• **SUPPLIED DATA**:
'''

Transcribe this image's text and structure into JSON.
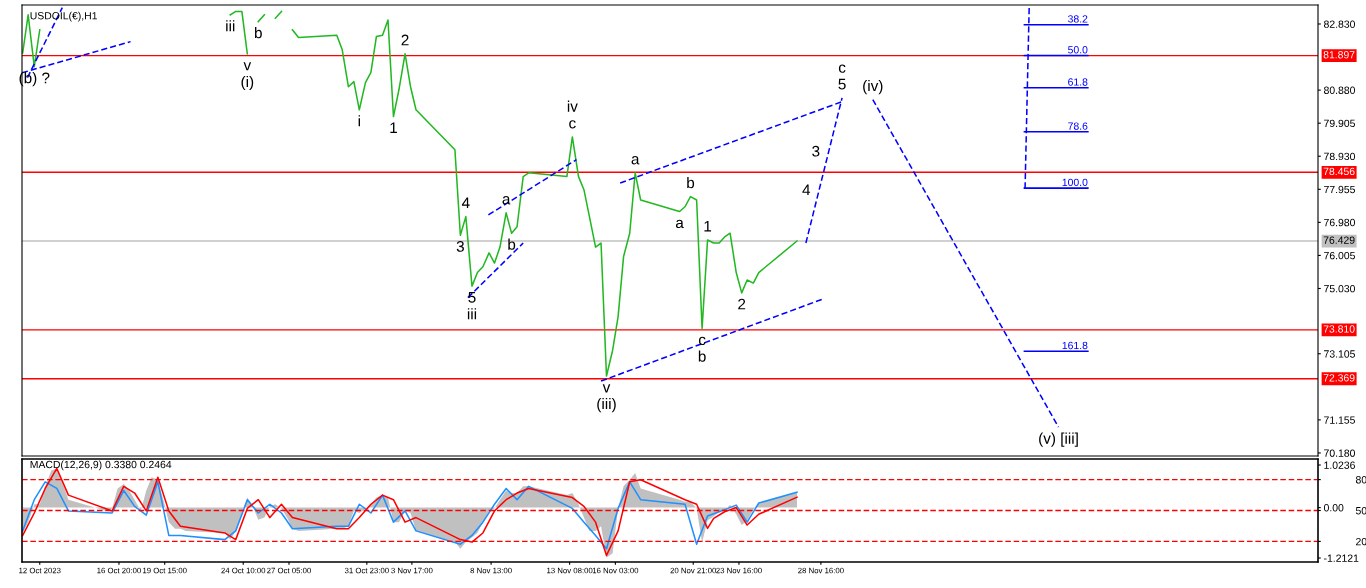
{
  "chart_data": [
    {
      "type": "line",
      "title": "USDOIL(€),H1",
      "tick_labels": "y",
      "x": [
        "2023-10-10T23:00",
        "2023-10-11T07:00",
        "2023-10-11T16:00",
        "2023-10-12T00:00",
        "2023-10-12T08:00",
        "2023-10-12T17:00",
        "2023-10-13T01:00",
        "2023-10-13T09:00",
        "2023-10-13T18:00",
        "2023-10-16T02:00",
        "2023-10-16T10:00",
        "2023-10-16T18:00",
        "2023-10-17T03:00",
        "2023-10-17T11:00",
        "2023-10-17T19:00",
        "2023-10-18T04:00",
        "2023-10-18T12:00",
        "2023-10-18T20:00",
        "2023-10-19T05:00",
        "2023-10-19T13:00",
        "2023-10-19T21:00",
        "2023-10-20T06:00",
        "2023-10-20T14:00",
        "2023-10-20T22:00",
        "2023-10-23T07:00",
        "2023-10-23T15:00",
        "2023-10-23T23:00",
        "2023-10-24T08:00",
        "2023-10-24T16:00",
        "2023-10-25T00:00",
        "2023-10-25T08:00",
        "2023-10-25T17:00",
        "2023-10-26T01:00",
        "2023-10-26T09:00",
        "2023-10-26T18:00",
        "2023-10-27T02:00",
        "2023-10-27T10:00",
        "2023-10-27T19:00",
        "2023-10-30T03:00",
        "2023-10-30T11:00",
        "2023-10-30T20:00",
        "2023-10-31T04:00",
        "2023-10-31T12:00",
        "2023-10-31T21:00",
        "2023-11-01T05:00",
        "2023-11-01T13:00",
        "2023-11-01T22:00",
        "2023-11-02T06:00",
        "2023-11-02T14:00",
        "2023-11-02T22:00",
        "2023-11-03T07:00",
        "2023-11-03T15:00",
        "2023-11-03T23:00",
        "2023-11-06T08:00",
        "2023-11-06T16:00",
        "2023-11-07T00:00",
        "2023-11-07T09:00",
        "2023-11-07T17:00",
        "2023-11-08T01:00",
        "2023-11-08T10:00",
        "2023-11-08T18:00",
        "2023-11-09T02:00",
        "2023-11-09T11:00",
        "2023-11-09T19:00",
        "2023-11-10T03:00",
        "2023-11-10T12:00",
        "2023-11-10T20:00",
        "2023-11-13T04:00",
        "2023-11-13T12:00",
        "2023-11-13T21:00",
        "2023-11-14T05:00",
        "2023-11-14T13:00",
        "2023-11-14T22:00",
        "2023-11-15T06:00",
        "2023-11-15T14:00",
        "2023-11-15T23:00",
        "2023-11-16T07:00",
        "2023-11-16T15:00",
        "2023-11-17T00:00",
        "2023-11-17T08:00",
        "2023-11-17T16:00",
        "2023-11-20T01:00",
        "2023-11-20T09:00",
        "2023-11-20T17:00",
        "2023-11-21T02:00",
        "2023-11-21T10:00",
        "2023-11-21T18:00",
        "2023-11-22T03:00",
        "2023-11-22T11:00",
        "2023-11-22T19:00",
        "2023-11-23T03:00",
        "2023-11-23T12:00",
        "2023-11-23T20:00",
        "2023-11-24T04:00",
        "2023-11-24T13:00",
        "2023-11-24T21:00",
        "2023-11-27T05:00"
      ],
      "xlim": [
        "2023-10-10T22:00",
        "2023-12-29T00:00"
      ],
      "ylim": [
        70.09,
        83.39
      ],
      "yticks": [
        {
          "value": 82.83,
          "label": "82.830"
        },
        {
          "value": 80.88,
          "label": "80.880"
        },
        {
          "value": 79.905,
          "label": "79.905"
        },
        {
          "value": 78.93,
          "label": "78.930"
        },
        {
          "value": 77.955,
          "label": "77.955"
        },
        {
          "value": 76.98,
          "label": "76.980"
        },
        {
          "value": 76.005,
          "label": "76.005"
        },
        {
          "value": 75.03,
          "label": "75.030"
        },
        {
          "value": 73.105,
          "label": "73.105"
        },
        {
          "value": 71.155,
          "label": "71.155"
        },
        {
          "value": 70.18,
          "label": "70.180"
        }
      ],
      "series": [
        {
          "color": "#22b822",
          "values": [
            81.98,
            83.1,
            81.57,
            82.66,
            null,
            null,
            null,
            null,
            null,
            null,
            null,
            null,
            null,
            null,
            null,
            null,
            null,
            null,
            null,
            null,
            null,
            null,
            null,
            null,
            null,
            83.1,
            83.2,
            83.2,
            81.95,
            null,
            82.9,
            83.1,
            null,
            83.0,
            83.2,
            null,
            82.66,
            82.43,
            82.5,
            82.07,
            80.98,
            81.13,
            80.3,
            81.1,
            81.4,
            82.46,
            82.5,
            82.95,
            80.1,
            80.89,
            81.95,
            80.98,
            80.3,
            79.12,
            76.6,
            77.15,
            75.1,
            75.5,
            75.67,
            76.08,
            75.78,
            76.25,
            77.26,
            76.66,
            76.85,
            78.33,
            78.44,
            78.33,
            79.5,
            78.33,
            77.94,
            77.15,
            76.25,
            76.37,
            72.45,
            73.21,
            74.2,
            75.97,
            76.66,
            78.44,
            77.64,
            77.3,
            77.44,
            77.74,
            77.64,
            73.85,
            76.46,
            76.37,
            76.37,
            76.55,
            76.66,
            75.5,
            74.9,
            75.28,
            75.19,
            75.5,
            76.43
          ]
        },
        {
          "color": "#0000ff",
          "line_style": "dashed",
          "x": [
            "2023-10-10T22:00",
            "2023-10-17T13:00"
          ],
          "values": [
            81.39,
            82.31
          ]
        },
        {
          "color": "#0000ff",
          "line_style": "dashed",
          "x": [
            "2023-10-11T06:00",
            "2023-10-13T09:00"
          ],
          "values": [
            81.25,
            83.31
          ]
        },
        {
          "color": "#0000ff",
          "line_style": "dashed",
          "x": [
            "2023-11-07T03:00",
            "2023-11-10T12:00"
          ],
          "values": [
            74.76,
            76.37
          ]
        },
        {
          "color": "#0000ff",
          "line_style": "dashed",
          "x": [
            "2023-11-08T09:00",
            "2023-11-13T18:00"
          ],
          "values": [
            77.2,
            78.83
          ]
        },
        {
          "color": "#0000ff",
          "line_style": "dashed",
          "x": [
            "2023-11-16T10:00",
            "2023-11-29T23:00"
          ],
          "values": [
            78.14,
            80.54
          ]
        },
        {
          "color": "#0000ff",
          "line_style": "dashed",
          "x": [
            "2023-11-15T06:00",
            "2023-11-28T19:00"
          ],
          "values": [
            72.3,
            74.72
          ]
        },
        {
          "color": "#0000ff",
          "line_style": "dashed",
          "x": [
            "2023-11-27T18:00",
            "2023-11-29T23:00"
          ],
          "values": [
            76.37,
            80.65
          ]
        },
        {
          "color": "#0000ff",
          "line_style": "dashed",
          "x": [
            "2023-12-01T20:00",
            "2023-12-13T04:00"
          ],
          "values": [
            80.6,
            70.94
          ]
        },
        {
          "color": "#0000ff",
          "line_style": "dashed",
          "x": [
            "2023-12-11T09:00",
            "2023-12-11T03:00"
          ],
          "values": [
            83.3,
            77.99
          ]
        },
        {
          "name": "38.2",
          "color": "#0000ff",
          "x": [
            "2023-12-11T02:00",
            "2023-12-14T23:00"
          ],
          "values": [
            82.81,
            82.81
          ]
        },
        {
          "name": "50.0",
          "color": "#0000ff",
          "x": [
            "2023-12-11T02:00",
            "2023-12-14T23:00"
          ],
          "values": [
            81.9,
            81.9
          ]
        },
        {
          "name": "61.8",
          "color": "#0000ff",
          "x": [
            "2023-12-11T02:00",
            "2023-12-14T23:00"
          ],
          "values": [
            80.95,
            80.95
          ]
        },
        {
          "name": "78.6",
          "color": "#0000ff",
          "x": [
            "2023-12-11T02:00",
            "2023-12-14T23:00"
          ],
          "values": [
            79.65,
            79.65
          ]
        },
        {
          "name": "100.0",
          "color": "#0000ff",
          "x": [
            "2023-12-11T02:00",
            "2023-12-14T23:00"
          ],
          "values": [
            77.99,
            77.99
          ]
        },
        {
          "name": "161.8",
          "color": "#0000ff",
          "x": [
            "2023-12-11T02:00",
            "2023-12-14T23:00"
          ],
          "values": [
            73.18,
            73.18
          ]
        }
      ],
      "ref_lines": [
        {
          "axis": "y",
          "value": 81.897,
          "label": "81.897",
          "color": "#ff0000",
          "line_style": "solid"
        },
        {
          "axis": "y",
          "value": 78.456,
          "label": "78.456",
          "color": "#ff0000",
          "line_style": "solid"
        },
        {
          "axis": "y",
          "value": 76.429,
          "label": "76.429",
          "color": "#c0c0c0",
          "line_style": "solid"
        },
        {
          "axis": "y",
          "value": 73.81,
          "label": "73.810",
          "color": "#ff0000",
          "line_style": "solid"
        },
        {
          "axis": "y",
          "value": 72.369,
          "label": "72.369",
          "color": "#ff0000",
          "line_style": "solid"
        }
      ],
      "annotations": [
        {
          "text": "(b) ?",
          "x": "2023-10-11T16:00",
          "y": 81.57
        },
        {
          "text": "iii",
          "x": "2023-10-23T15:00",
          "y": 83.1
        },
        {
          "text": "v",
          "x": "2023-10-24T16:00",
          "y": 81.95
        },
        {
          "text": "(i)",
          "x": "2023-10-24T16:00",
          "y": 81.95
        },
        {
          "text": "b",
          "x": "2023-10-25T08:00",
          "y": 82.9
        },
        {
          "text": "i",
          "x": "2023-10-31T12:00",
          "y": 80.3
        },
        {
          "text": "1",
          "x": "2023-11-02T14:00",
          "y": 80.1
        },
        {
          "text": "2",
          "x": "2023-11-03T07:00",
          "y": 81.95
        },
        {
          "text": "3",
          "x": "2023-11-06T16:00",
          "y": 76.6
        },
        {
          "text": "4",
          "x": "2023-11-07T00:00",
          "y": 77.15
        },
        {
          "text": "5",
          "x": "2023-11-07T09:00",
          "y": 75.1
        },
        {
          "text": "iii",
          "x": "2023-11-07T09:00",
          "y": 75.1
        },
        {
          "text": "a",
          "x": "2023-11-09T11:00",
          "y": 77.26
        },
        {
          "text": "b",
          "x": "2023-11-09T19:00",
          "y": 76.66
        },
        {
          "text": "c",
          "x": "2023-11-13T12:00",
          "y": 79.5
        },
        {
          "text": "iv",
          "x": "2023-11-13T12:00",
          "y": 79.5
        },
        {
          "text": "v",
          "x": "2023-11-15T14:00",
          "y": 72.45
        },
        {
          "text": "(iii)",
          "x": "2023-11-15T14:00",
          "y": 72.45
        },
        {
          "text": "a",
          "x": "2023-11-17T08:00",
          "y": 78.44
        },
        {
          "text": "a",
          "x": "2023-11-20T01:00",
          "y": 77.3
        },
        {
          "text": "b",
          "x": "2023-11-20T17:00",
          "y": 77.74
        },
        {
          "text": "c",
          "x": "2023-11-21T10:00",
          "y": 73.85
        },
        {
          "text": "b",
          "x": "2023-11-21T10:00",
          "y": 73.85
        },
        {
          "text": "1",
          "x": "2023-11-21T18:00",
          "y": 76.46
        },
        {
          "text": "2",
          "x": "2023-11-23T20:00",
          "y": 74.9
        },
        {
          "text": "4",
          "x": "2023-11-28T13:00",
          "y": 77.9
        },
        {
          "text": "3",
          "x": "2023-11-29T03:00",
          "y": 79.04
        },
        {
          "text": "5",
          "x": "2023-11-29T23:00",
          "y": 80.65
        },
        {
          "text": "c",
          "x": "2023-11-29T23:00",
          "y": 80.65
        },
        {
          "text": "(iv)",
          "x": "2023-12-01T20:00",
          "y": 80.6
        },
        {
          "text": "(v) [iii]",
          "x": "2023-12-13T04:00",
          "y": 70.94
        }
      ]
    },
    {
      "type": "line",
      "title": "MACD(12,26,9) 0.3380 0.2464",
      "x": [
        "2023-10-10T23:00",
        "2023-10-11T07:00",
        "2023-10-11T16:00",
        "2023-10-12T00:00",
        "2023-10-12T08:00",
        "2023-10-12T17:00",
        "2023-10-13T01:00",
        "2023-10-13T09:00",
        "2023-10-13T18:00",
        "2023-10-16T02:00",
        "2023-10-16T10:00",
        "2023-10-16T18:00",
        "2023-10-17T03:00",
        "2023-10-17T11:00",
        "2023-10-17T19:00",
        "2023-10-18T04:00",
        "2023-10-18T12:00",
        "2023-10-18T20:00",
        "2023-10-19T05:00",
        "2023-10-19T13:00",
        "2023-10-19T21:00",
        "2023-10-20T06:00",
        "2023-10-20T14:00",
        "2023-10-20T22:00",
        "2023-10-23T07:00",
        "2023-10-23T15:00",
        "2023-10-23T23:00",
        "2023-10-24T08:00",
        "2023-10-24T16:00",
        "2023-10-25T00:00",
        "2023-10-25T08:00",
        "2023-10-25T17:00",
        "2023-10-26T01:00",
        "2023-10-26T09:00",
        "2023-10-26T18:00",
        "2023-10-27T02:00",
        "2023-10-27T10:00",
        "2023-10-27T19:00",
        "2023-10-30T03:00",
        "2023-10-30T11:00",
        "2023-10-30T20:00",
        "2023-10-31T04:00",
        "2023-10-31T12:00",
        "2023-10-31T21:00",
        "2023-11-01T05:00",
        "2023-11-01T13:00",
        "2023-11-01T22:00",
        "2023-11-02T06:00",
        "2023-11-02T14:00",
        "2023-11-02T22:00",
        "2023-11-03T07:00",
        "2023-11-03T15:00",
        "2023-11-03T23:00",
        "2023-11-06T08:00",
        "2023-11-06T16:00",
        "2023-11-07T00:00",
        "2023-11-07T09:00",
        "2023-11-07T17:00",
        "2023-11-08T01:00",
        "2023-11-08T10:00",
        "2023-11-08T18:00",
        "2023-11-09T02:00",
        "2023-11-09T11:00",
        "2023-11-09T19:00",
        "2023-11-10T03:00",
        "2023-11-10T12:00",
        "2023-11-10T20:00",
        "2023-11-13T04:00",
        "2023-11-13T12:00",
        "2023-11-13T21:00",
        "2023-11-14T05:00",
        "2023-11-14T13:00",
        "2023-11-14T22:00",
        "2023-11-15T06:00",
        "2023-11-15T14:00",
        "2023-11-15T23:00",
        "2023-11-16T07:00",
        "2023-11-16T15:00",
        "2023-11-17T00:00",
        "2023-11-17T08:00",
        "2023-11-17T16:00",
        "2023-11-20T01:00",
        "2023-11-20T09:00",
        "2023-11-20T17:00",
        "2023-11-21T02:00",
        "2023-11-21T10:00",
        "2023-11-21T18:00",
        "2023-11-22T03:00",
        "2023-11-22T11:00",
        "2023-11-22T19:00",
        "2023-11-23T03:00",
        "2023-11-23T12:00",
        "2023-11-23T20:00",
        "2023-11-24T04:00",
        "2023-11-24T13:00",
        "2023-11-24T21:00",
        "2023-11-27T05:00"
      ],
      "xlim": [
        "2023-10-10T22:00",
        "2023-12-29T00:00"
      ],
      "xticks": [
        {
          "value": "2023-10-12",
          "label": "12 Oct 2023"
        },
        {
          "value": "2023-10-16T20:00",
          "label": "16 Oct 20:00"
        },
        {
          "value": "2023-10-19T15:00",
          "label": "19 Oct 15:00"
        },
        {
          "value": "2023-10-24T10:00",
          "label": "24 Oct 10:00"
        },
        {
          "value": "2023-10-27T05:00",
          "label": "27 Oct 05:00"
        },
        {
          "value": "2023-10-31T23:00",
          "label": "31 Oct 23:00"
        },
        {
          "value": "2023-11-03T17:00",
          "label": "3 Nov 17:00"
        },
        {
          "value": "2023-11-08T13:00",
          "label": "8 Nov 13:00"
        },
        {
          "value": "2023-11-13T08:00",
          "label": "13 Nov 08:00"
        },
        {
          "value": "2023-11-16T03:00",
          "label": "16 Nov 03:00"
        },
        {
          "value": "2023-11-20T21:00",
          "label": "20 Nov 21:00"
        },
        {
          "value": "2023-11-23T16:00",
          "label": "23 Nov 16:00"
        },
        {
          "value": "2023-11-28T16:00",
          "label": "28 Nov 16:00"
        }
      ],
      "ylim": [
        -1.308,
        1.168
      ],
      "yticks": [
        1.0236,
        {
          "value": 0,
          "label": "0.00"
        },
        -1.2121
      ],
      "y2lim": [
        0,
        100
      ],
      "y2ticks": [
        80,
        50,
        20
      ],
      "series": [
        {
          "type": "area",
          "color": "#c0c0c0",
          "values": [
            -0.61,
            -0.35,
            0.08,
            0.08,
            0.51,
            0.89,
            0.94,
            0.62,
            0.19,
            -0.08,
            -0.02,
            0.46,
            0.57,
            0.41,
            0.19,
            -0.08,
            0.41,
            0.73,
            0.67,
            0.19,
            -0.35,
            -0.51,
            -0.51,
            -0.56,
            -0.61,
            -0.77,
            -0.56,
            -0.13,
            0.24,
            0.03,
            -0.29,
            -0.24,
            0.03,
            0.08,
            -0.02,
            -0.24,
            -0.51,
            -0.56,
            -0.51,
            -0.51,
            -0.45,
            -0.08,
            -0.13,
            -0.02,
            0.08,
            0.24,
            0.3,
            0.24,
            -0.35,
            -0.35,
            -0.08,
            -0.13,
            -0.56,
            -0.83,
            -0.99,
            -0.83,
            -0.72,
            -0.61,
            -0.35,
            -0.08,
            -0.02,
            0.19,
            0.41,
            0.35,
            0.35,
            0.51,
            0.51,
            0.3,
            0.35,
            0.08,
            -0.24,
            -0.56,
            -0.56,
            -0.45,
            -1.2,
            -1.1,
            -0.02,
            0.51,
            0.67,
            0.83,
            0.46,
            0.19,
            0.14,
            0.14,
            -0.02,
            -0.84,
            -0.31,
            -0.21,
            -0.1,
            -0.05,
            0.06,
            -0.16,
            -0.42,
            -0.31,
            -0.05,
            0.11,
            0.37
          ]
        },
        {
          "color": "#1e90ff",
          "x": [
            "2023-10-10T23:00",
            "2023-10-11T16:00",
            "2023-10-12T08:00",
            "2023-10-13T01:00",
            "2023-10-13T18:00",
            "2023-10-16T10:00",
            "2023-10-17T03:00",
            "2023-10-17T19:00",
            "2023-10-18T12:00",
            "2023-10-19T05:00",
            "2023-10-19T21:00",
            "2023-10-20T14:00",
            "2023-10-23T07:00",
            "2023-10-23T23:00",
            "2023-10-24T16:00",
            "2023-10-25T08:00",
            "2023-10-26T01:00",
            "2023-10-26T18:00",
            "2023-10-27T10:00",
            "2023-10-30T03:00",
            "2023-10-30T20:00",
            "2023-10-31T12:00",
            "2023-11-01T05:00",
            "2023-11-01T22:00",
            "2023-11-02T14:00",
            "2023-11-03T07:00",
            "2023-11-03T23:00",
            "2023-11-06T16:00",
            "2023-11-07T09:00",
            "2023-11-08T01:00",
            "2023-11-08T18:00",
            "2023-11-09T11:00",
            "2023-11-10T03:00",
            "2023-11-10T20:00",
            "2023-11-13T12:00",
            "2023-11-14T05:00",
            "2023-11-14T22:00",
            "2023-11-15T14:00",
            "2023-11-16T07:00",
            "2023-11-17T00:00",
            "2023-11-17T16:00",
            "2023-11-20T09:00",
            "2023-11-21T02:00",
            "2023-11-21T18:00",
            "2023-11-22T03:00",
            "2023-11-22T19:00",
            "2023-11-23T12:00",
            "2023-11-24T04:00",
            "2023-11-24T21:00",
            "2023-11-27T05:00"
          ],
          "values": [
            -0.56,
            0.19,
            0.62,
            0.46,
            -0.08,
            -0.13,
            0.41,
            0.03,
            -0.18,
            0.62,
            -0.67,
            -0.67,
            -0.77,
            -0.56,
            0.19,
            -0.13,
            0.08,
            -0.13,
            -0.51,
            -0.45,
            -0.45,
            0.08,
            -0.13,
            0.3,
            -0.35,
            -0.08,
            -0.56,
            -0.88,
            -0.67,
            -0.35,
            0.08,
            0.46,
            0.19,
            0.51,
            -0.02,
            -0.35,
            -0.67,
            -0.99,
            -0.02,
            0.62,
            0.19,
            0.08,
            -0.88,
            -0.2,
            -0.15,
            -0.05,
            0.06,
            -0.35,
            0.11,
            0.37
          ]
        },
        {
          "color": "#ff0000",
          "x": [
            "2023-10-10T23:00",
            "2023-10-11T16:00",
            "2023-10-12T08:00",
            "2023-10-13T01:00",
            "2023-10-13T18:00",
            "2023-10-16T10:00",
            "2023-10-17T03:00",
            "2023-10-17T19:00",
            "2023-10-18T12:00",
            "2023-10-19T05:00",
            "2023-10-19T21:00",
            "2023-10-20T14:00",
            "2023-10-23T07:00",
            "2023-10-23T23:00",
            "2023-10-24T16:00",
            "2023-10-25T08:00",
            "2023-10-26T01:00",
            "2023-10-26T18:00",
            "2023-10-27T10:00",
            "2023-10-30T03:00",
            "2023-10-30T20:00",
            "2023-10-31T12:00",
            "2023-11-01T05:00",
            "2023-11-01T22:00",
            "2023-11-02T14:00",
            "2023-11-03T07:00",
            "2023-11-03T23:00",
            "2023-11-06T16:00",
            "2023-11-07T09:00",
            "2023-11-08T01:00",
            "2023-11-08T18:00",
            "2023-11-09T11:00",
            "2023-11-10T03:00",
            "2023-11-10T20:00",
            "2023-11-13T12:00",
            "2023-11-14T05:00",
            "2023-11-14T22:00",
            "2023-11-15T14:00",
            "2023-11-16T07:00",
            "2023-11-17T00:00",
            "2023-11-17T16:00",
            "2023-11-20T09:00",
            "2023-11-21T02:00",
            "2023-11-21T18:00",
            "2023-11-22T03:00",
            "2023-11-22T19:00",
            "2023-11-23T12:00",
            "2023-11-24T04:00",
            "2023-11-24T21:00",
            "2023-11-27T05:00"
          ],
          "values": [
            -0.67,
            -0.13,
            0.46,
            0.94,
            0.3,
            -0.08,
            0.51,
            0.35,
            -0.08,
            0.73,
            -0.08,
            -0.45,
            -0.61,
            -0.77,
            -0.02,
            0.19,
            -0.24,
            0.08,
            -0.24,
            -0.51,
            -0.51,
            -0.24,
            0.08,
            0.3,
            0.19,
            -0.35,
            -0.24,
            -0.77,
            -0.83,
            -0.61,
            -0.08,
            0.19,
            0.35,
            0.46,
            0.24,
            0.03,
            -0.35,
            -1.15,
            -0.56,
            0.62,
            0.67,
            0.19,
            0.08,
            -0.5,
            -0.26,
            -0.1,
            0.0,
            -0.42,
            -0.16,
            0.25
          ]
        }
      ],
      "ref_lines": [
        {
          "axis": "y2",
          "value": 80,
          "color": "#ff0000",
          "line_style": "dashed"
        },
        {
          "axis": "y2",
          "value": 50,
          "color": "#ff0000",
          "line_style": "dashed"
        },
        {
          "axis": "y2",
          "value": 20,
          "color": "#ff0000",
          "line_style": "dashed"
        }
      ]
    }
  ]
}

'''

• **REQUIREMENT**:
Gather all lines from the records above in which "name" appears.

• **FULL SOLUTION**:
          "name": "38.2",
          "name": "50.0",
          "name": "61.8",
          "name": "78.6",
          "name": "100.0",
          "name": "161.8",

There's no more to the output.